§ Brief: Below are entries; tally how many lines hold the string "title" and answer with only that figure.

▼▼▼

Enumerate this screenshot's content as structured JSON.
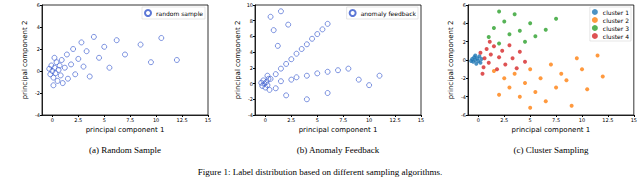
{
  "figure_caption": "Figure 1: Label distribution based on different sampling algorithms.",
  "chart_data": [
    {
      "type": "scatter",
      "title": "(a) Random Sample",
      "x_label": "principal component 1",
      "y_label": "principal component 2",
      "xlim": [
        -1,
        15
      ],
      "ylim": [
        -4,
        6
      ],
      "xticks": [
        0,
        2.5,
        5,
        7.5,
        10,
        12.5,
        15
      ],
      "yticks": [
        -4,
        -2,
        0,
        2,
        4,
        6
      ],
      "grid": false,
      "legend": "upper right",
      "marker": "hollow",
      "series": [
        {
          "name": "random sample",
          "color": "#3355cc",
          "values": [
            [
              -0.3,
              0.2
            ],
            [
              -0.2,
              -0.3
            ],
            [
              -0.1,
              0.5
            ],
            [
              0,
              0
            ],
            [
              0.1,
              -0.6
            ],
            [
              0.2,
              0.3
            ],
            [
              0.3,
              -0.2
            ],
            [
              0.4,
              0.8
            ],
            [
              0.5,
              -0.9
            ],
            [
              0.6,
              0.1
            ],
            [
              0.2,
              1.2
            ],
            [
              0.1,
              -1.3
            ],
            [
              0.7,
              0.5
            ],
            [
              0.8,
              -0.4
            ],
            [
              0.9,
              1.0
            ],
            [
              1.0,
              -1.1
            ],
            [
              1.2,
              0.3
            ],
            [
              1.4,
              1.5
            ],
            [
              1.5,
              -0.7
            ],
            [
              1.8,
              0.6
            ],
            [
              2.0,
              2.0
            ],
            [
              2.2,
              -0.3
            ],
            [
              2.5,
              1.1
            ],
            [
              2.8,
              2.6
            ],
            [
              3.0,
              0.4
            ],
            [
              3.3,
              1.8
            ],
            [
              3.6,
              -0.5
            ],
            [
              4.0,
              3.1
            ],
            [
              4.5,
              1.2
            ],
            [
              5.0,
              2.2
            ],
            [
              5.5,
              0.3
            ],
            [
              6.2,
              2.8
            ],
            [
              7.0,
              1.5
            ],
            [
              8.5,
              2.4
            ],
            [
              9.5,
              0.8
            ],
            [
              10.5,
              3.0
            ],
            [
              12.0,
              1.0
            ]
          ]
        }
      ]
    },
    {
      "type": "scatter",
      "title": "(b) Anomaly Feedback",
      "x_label": "principal component 1",
      "y_label": "principal component 2",
      "xlim": [
        -1,
        15
      ],
      "ylim": [
        -4,
        10
      ],
      "xticks": [
        0,
        2.5,
        5,
        7.5,
        10,
        12.5,
        15
      ],
      "yticks": [
        -4,
        -2,
        0,
        2,
        4,
        6,
        8,
        10
      ],
      "grid": false,
      "legend": "upper right",
      "marker": "hollow",
      "series": [
        {
          "name": "anomaly feedback",
          "color": "#3355cc",
          "values": [
            [
              -0.4,
              0.1
            ],
            [
              -0.3,
              -0.3
            ],
            [
              -0.2,
              0.4
            ],
            [
              -0.1,
              0
            ],
            [
              0,
              -0.5
            ],
            [
              0.1,
              0.2
            ],
            [
              0.2,
              -0.2
            ],
            [
              0.3,
              0.6
            ],
            [
              0.4,
              -0.8
            ],
            [
              0.2,
              1.0
            ],
            [
              0.5,
              0.6
            ],
            [
              1,
              1.2
            ],
            [
              1.5,
              1.9
            ],
            [
              2,
              2.5
            ],
            [
              2.5,
              3.1
            ],
            [
              3,
              3.8
            ],
            [
              3.5,
              4.4
            ],
            [
              4,
              5.0
            ],
            [
              4.5,
              5.7
            ],
            [
              5,
              6.3
            ],
            [
              5.5,
              6.9
            ],
            [
              6,
              7.6
            ],
            [
              0.5,
              8.5
            ],
            [
              1.5,
              9.2
            ],
            [
              0.8,
              6.8
            ],
            [
              2.2,
              7.5
            ],
            [
              1.2,
              4.8
            ],
            [
              3,
              0.8
            ],
            [
              4,
              1.0
            ],
            [
              5,
              1.3
            ],
            [
              6,
              1.5
            ],
            [
              7,
              1.7
            ],
            [
              8,
              1.9
            ],
            [
              9,
              0.5
            ],
            [
              10,
              -0.2
            ],
            [
              11,
              1.0
            ],
            [
              2,
              -1.5
            ],
            [
              4,
              -2
            ],
            [
              6,
              -1.2
            ],
            [
              1,
              -0.6
            ],
            [
              1.5,
              0.3
            ],
            [
              2.5,
              0.5
            ]
          ]
        }
      ]
    },
    {
      "type": "scatter",
      "title": "(c) Cluster Sampling",
      "x_label": "principal component 1",
      "y_label": "principal component 2",
      "xlim": [
        -1,
        15
      ],
      "ylim": [
        -6,
        6
      ],
      "xticks": [
        0,
        2.5,
        5,
        7.5,
        10,
        12.5,
        15
      ],
      "yticks": [
        -6,
        -4,
        -2,
        0,
        2,
        4,
        6
      ],
      "grid": false,
      "legend": "upper right",
      "marker": "circle",
      "series": [
        {
          "name": "cluster 1",
          "color": "#1f77b4",
          "values": [
            [
              -0.6,
              0.1
            ],
            [
              -0.5,
              -0.2
            ],
            [
              -0.4,
              0.3
            ],
            [
              -0.3,
              0
            ],
            [
              -0.2,
              -0.4
            ],
            [
              -0.1,
              0.2
            ],
            [
              0,
              -0.1
            ],
            [
              0.1,
              0.4
            ],
            [
              0.2,
              -0.3
            ],
            [
              -0.7,
              -0.1
            ],
            [
              0.3,
              0.1
            ],
            [
              -0.3,
              0.5
            ]
          ]
        },
        {
          "name": "cluster 2",
          "color": "#ff7f0e",
          "values": [
            [
              1.5,
              -1.2
            ],
            [
              2.5,
              -2
            ],
            [
              3,
              -3
            ],
            [
              3.5,
              -1.5
            ],
            [
              4,
              -4
            ],
            [
              4.5,
              -2.5
            ],
            [
              5,
              -1
            ],
            [
              5.5,
              -3.5
            ],
            [
              6,
              -2
            ],
            [
              6.5,
              -4.5
            ],
            [
              7,
              -0.5
            ],
            [
              7.5,
              -3
            ],
            [
              8,
              -1.5
            ],
            [
              8.5,
              -2.2
            ],
            [
              9,
              -5
            ],
            [
              9.5,
              0.2
            ],
            [
              10,
              -1
            ],
            [
              10.5,
              -3.2
            ],
            [
              11.5,
              0.5
            ],
            [
              12,
              -1.8
            ],
            [
              2,
              -3.8
            ],
            [
              5,
              -5.2
            ]
          ]
        },
        {
          "name": "cluster 3",
          "color": "#2ca02c",
          "values": [
            [
              1,
              2.5
            ],
            [
              1.5,
              3.5
            ],
            [
              2,
              1.8
            ],
            [
              2.5,
              4.2
            ],
            [
              3,
              2.8
            ],
            [
              3.5,
              5
            ],
            [
              4,
              3.2
            ],
            [
              4.5,
              2
            ],
            [
              5,
              4
            ],
            [
              5.5,
              2.6
            ],
            [
              6.5,
              3.3
            ],
            [
              7.5,
              4.5
            ],
            [
              2,
              5.3
            ]
          ]
        },
        {
          "name": "cluster 4",
          "color": "#d62728",
          "values": [
            [
              0.2,
              0.8
            ],
            [
              0.5,
              -0.8
            ],
            [
              0.8,
              1.2
            ],
            [
              1,
              -0.3
            ],
            [
              1.2,
              0.6
            ],
            [
              1.5,
              1.5
            ],
            [
              1.8,
              -1
            ],
            [
              2,
              0.3
            ],
            [
              2.3,
              1
            ],
            [
              2.6,
              -0.5
            ],
            [
              3,
              1.6
            ],
            [
              3.3,
              0.2
            ],
            [
              3.7,
              -0.9
            ],
            [
              4,
              0.9
            ],
            [
              4.5,
              -0.2
            ],
            [
              0.6,
              0.2
            ],
            [
              1.1,
              2
            ],
            [
              0.4,
              -1.5
            ]
          ]
        }
      ]
    }
  ]
}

▲▲▲

§ Complete output: 3